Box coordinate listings
╔══
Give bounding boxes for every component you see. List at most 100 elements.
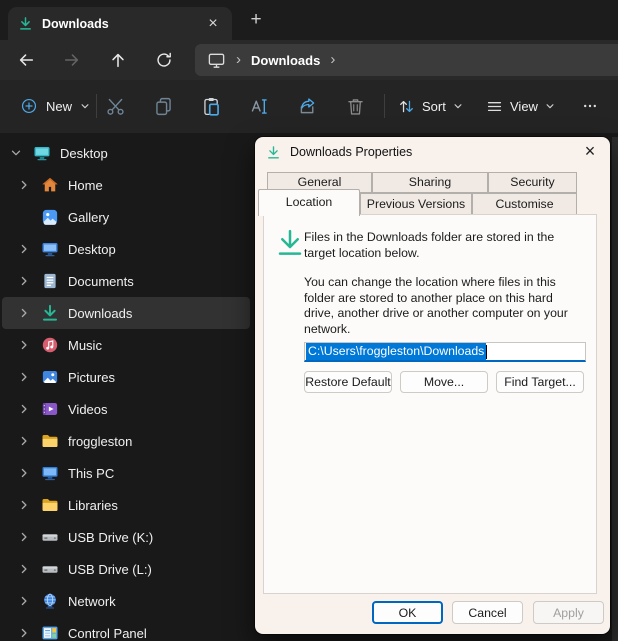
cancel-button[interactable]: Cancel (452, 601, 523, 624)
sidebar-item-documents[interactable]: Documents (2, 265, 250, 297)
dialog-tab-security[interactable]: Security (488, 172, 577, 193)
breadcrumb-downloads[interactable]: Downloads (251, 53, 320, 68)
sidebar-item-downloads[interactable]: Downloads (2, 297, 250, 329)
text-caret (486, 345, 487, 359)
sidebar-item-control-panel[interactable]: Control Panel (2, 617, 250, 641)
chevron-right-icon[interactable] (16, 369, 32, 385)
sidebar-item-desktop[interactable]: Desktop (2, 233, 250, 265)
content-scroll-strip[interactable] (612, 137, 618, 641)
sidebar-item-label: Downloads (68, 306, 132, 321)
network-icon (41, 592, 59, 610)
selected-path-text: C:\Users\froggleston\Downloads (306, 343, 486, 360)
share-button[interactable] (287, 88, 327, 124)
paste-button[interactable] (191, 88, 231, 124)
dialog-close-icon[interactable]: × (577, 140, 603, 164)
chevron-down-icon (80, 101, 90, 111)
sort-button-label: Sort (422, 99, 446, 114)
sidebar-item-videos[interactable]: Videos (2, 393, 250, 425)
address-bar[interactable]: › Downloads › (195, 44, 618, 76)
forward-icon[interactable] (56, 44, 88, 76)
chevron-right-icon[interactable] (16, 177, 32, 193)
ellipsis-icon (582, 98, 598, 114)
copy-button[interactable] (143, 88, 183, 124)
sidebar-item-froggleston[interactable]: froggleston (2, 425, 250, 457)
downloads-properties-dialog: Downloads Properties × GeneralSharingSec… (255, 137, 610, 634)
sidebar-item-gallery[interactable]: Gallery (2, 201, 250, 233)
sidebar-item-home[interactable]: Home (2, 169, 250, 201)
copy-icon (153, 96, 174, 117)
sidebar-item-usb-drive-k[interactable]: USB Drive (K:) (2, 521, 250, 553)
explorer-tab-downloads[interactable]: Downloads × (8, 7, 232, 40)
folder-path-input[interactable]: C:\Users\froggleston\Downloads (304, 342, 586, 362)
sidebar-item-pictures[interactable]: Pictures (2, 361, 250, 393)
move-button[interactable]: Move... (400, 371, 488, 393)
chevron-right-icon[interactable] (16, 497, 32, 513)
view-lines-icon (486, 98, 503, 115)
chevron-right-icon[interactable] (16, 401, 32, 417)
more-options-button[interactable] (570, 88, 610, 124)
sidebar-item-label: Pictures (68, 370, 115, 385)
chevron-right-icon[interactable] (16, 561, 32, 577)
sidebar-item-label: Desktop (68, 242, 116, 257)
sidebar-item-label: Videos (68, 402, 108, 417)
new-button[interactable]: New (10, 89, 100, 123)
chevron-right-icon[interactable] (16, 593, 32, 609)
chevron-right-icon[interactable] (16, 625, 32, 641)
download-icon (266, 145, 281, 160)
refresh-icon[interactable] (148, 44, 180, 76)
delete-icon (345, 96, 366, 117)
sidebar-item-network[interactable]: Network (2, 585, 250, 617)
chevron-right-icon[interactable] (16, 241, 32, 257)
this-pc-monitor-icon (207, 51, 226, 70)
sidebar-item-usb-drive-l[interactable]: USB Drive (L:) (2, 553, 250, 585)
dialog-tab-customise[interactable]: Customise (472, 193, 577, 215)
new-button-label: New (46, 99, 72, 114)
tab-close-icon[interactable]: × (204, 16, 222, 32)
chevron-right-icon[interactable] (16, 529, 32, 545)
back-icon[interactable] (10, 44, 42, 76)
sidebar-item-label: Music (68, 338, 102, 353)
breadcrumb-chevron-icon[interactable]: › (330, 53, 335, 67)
╚══
# Problem to work on
Rewrite every line of the entries above as a numbered list, skipping any blank lines and leaving out the pictures.

# Exercise response
1. Give bounding boxes for every component you see. List at most 100 elements.
2. cancel-button[interactable]: Cancel (452, 601, 523, 624)
3. sidebar-item-documents[interactable]: Documents (2, 265, 250, 297)
4. dialog-tab-security[interactable]: Security (488, 172, 577, 193)
5. breadcrumb-downloads[interactable]: Downloads (251, 53, 320, 68)
6. sidebar-item-downloads[interactable]: Downloads (2, 297, 250, 329)
7. text-caret (486, 345, 487, 359)
8. sidebar-item-control-panel[interactable]: Control Panel (2, 617, 250, 641)
9. chevron-right-icon[interactable] (16, 369, 32, 385)
10. sidebar-item-desktop[interactable]: Desktop (2, 233, 250, 265)
11. content-scroll-strip[interactable] (612, 137, 618, 641)
12. sidebar-item-label: Downloads (68, 306, 132, 321)
13. network-icon (41, 592, 59, 610)
14. selected-path-text: C:\Users\froggleston\Downloads (306, 343, 486, 360)
15. share-button[interactable] (287, 88, 327, 124)
16. paste-button[interactable] (191, 88, 231, 124)
17. dialog-close-icon[interactable]: × (577, 140, 603, 164)
18. chevron-down-icon (80, 101, 90, 111)
19. sort-button-label: Sort (422, 99, 446, 114)
20. sidebar-item-videos[interactable]: Videos (2, 393, 250, 425)
21. address-bar[interactable]: › Downloads › (195, 44, 618, 76)
22. forward-icon[interactable] (56, 44, 88, 76)
23. chevron-right-icon[interactable] (16, 177, 32, 193)
24. ellipsis-icon (582, 98, 598, 114)
25. copy-button[interactable] (143, 88, 183, 124)
26. sidebar-item-froggleston[interactable]: froggleston (2, 425, 250, 457)
27. downloads-properties-dialog: Downloads Properties × GeneralSharingSec… (255, 137, 610, 634)
28. sidebar-item-gallery[interactable]: Gallery (2, 201, 250, 233)
29. sidebar-item-home[interactable]: Home (2, 169, 250, 201)
30. copy-icon (153, 96, 174, 117)
31. sidebar-item-usb-drive-k[interactable]: USB Drive (K:) (2, 521, 250, 553)
32. explorer-tab-downloads[interactable]: Downloads × (8, 7, 232, 40)
33. folder-path-input[interactable]: C:\Users\froggleston\Downloads (304, 342, 586, 362)
34. sidebar-item-pictures[interactable]: Pictures (2, 361, 250, 393)
35. move-button[interactable]: Move... (400, 371, 488, 393)
36. chevron-right-icon[interactable] (16, 497, 32, 513)
37. view-lines-icon (486, 98, 503, 115)
38. chevron-right-icon[interactable] (16, 401, 32, 417)
39. more-options-button[interactable] (570, 88, 610, 124)
40. sidebar-item-label: Pictures (68, 370, 115, 385)
41. chevron-right-icon[interactable] (16, 561, 32, 577)
42. sidebar-item-label: Desktop (68, 242, 116, 257)
43. sidebar-item-label: Videos (68, 402, 108, 417)
44. new-button[interactable]: New (10, 89, 100, 123)
45. chevron-right-icon[interactable] (16, 593, 32, 609)
46. chevron-right-icon[interactable] (16, 625, 32, 641)
47. download-icon (266, 145, 281, 160)
48. refresh-icon[interactable] (148, 44, 180, 76)
49. delete-icon (345, 96, 366, 117)
50. sidebar-item-network[interactable]: Network (2, 585, 250, 617)
51. chevron-right-icon[interactable] (16, 241, 32, 257)
52. this-pc-monitor-icon (207, 51, 226, 70)
53. sidebar-item-usb-drive-l[interactable]: USB Drive (L:) (2, 553, 250, 585)
54. dialog-tab-customise[interactable]: Customise (472, 193, 577, 215)
55. new-button-label: New (46, 99, 72, 114)
56. tab-close-icon[interactable]: × (204, 16, 222, 32)
57. chevron-right-icon[interactable] (16, 529, 32, 545)
58. back-icon[interactable] (10, 44, 42, 76)
59. sidebar-item-label: Music (68, 338, 102, 353)
60. breadcrumb-chevron-icon[interactable]: › (330, 53, 335, 67)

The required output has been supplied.